Some records:
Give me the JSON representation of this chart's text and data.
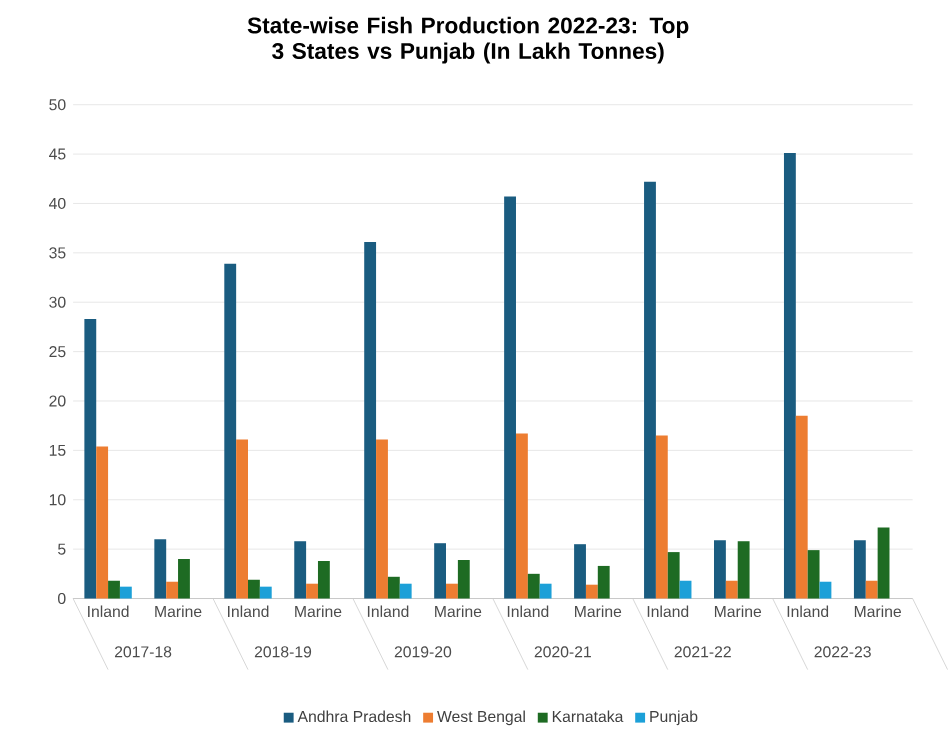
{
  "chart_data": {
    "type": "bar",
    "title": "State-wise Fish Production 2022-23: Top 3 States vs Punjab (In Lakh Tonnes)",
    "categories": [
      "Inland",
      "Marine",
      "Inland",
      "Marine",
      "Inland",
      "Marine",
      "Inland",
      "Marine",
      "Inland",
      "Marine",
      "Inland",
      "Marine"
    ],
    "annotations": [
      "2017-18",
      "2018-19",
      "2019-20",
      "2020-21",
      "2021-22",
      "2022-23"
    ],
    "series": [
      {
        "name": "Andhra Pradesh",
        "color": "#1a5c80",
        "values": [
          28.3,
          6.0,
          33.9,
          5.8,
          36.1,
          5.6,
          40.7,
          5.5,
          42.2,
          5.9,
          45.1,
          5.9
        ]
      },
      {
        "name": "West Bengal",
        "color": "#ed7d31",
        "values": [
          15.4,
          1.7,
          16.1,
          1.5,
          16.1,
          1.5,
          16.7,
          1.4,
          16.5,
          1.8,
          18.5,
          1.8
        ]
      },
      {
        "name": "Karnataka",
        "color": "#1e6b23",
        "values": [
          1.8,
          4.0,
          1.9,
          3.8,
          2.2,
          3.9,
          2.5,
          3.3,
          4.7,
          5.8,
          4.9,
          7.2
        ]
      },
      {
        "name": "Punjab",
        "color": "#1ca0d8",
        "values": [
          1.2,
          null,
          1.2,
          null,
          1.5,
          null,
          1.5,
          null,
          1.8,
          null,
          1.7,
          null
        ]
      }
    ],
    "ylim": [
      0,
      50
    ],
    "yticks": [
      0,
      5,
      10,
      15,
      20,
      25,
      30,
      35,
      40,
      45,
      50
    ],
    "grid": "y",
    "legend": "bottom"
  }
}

» TASK TO CARRY OUT: Copy out every line that includes the word "color".

» CORRECT RESULT:
        "color": "#1a5c80",
        "color": "#ed7d31",
        "color": "#1e6b23",
        "color": "#1ca0d8",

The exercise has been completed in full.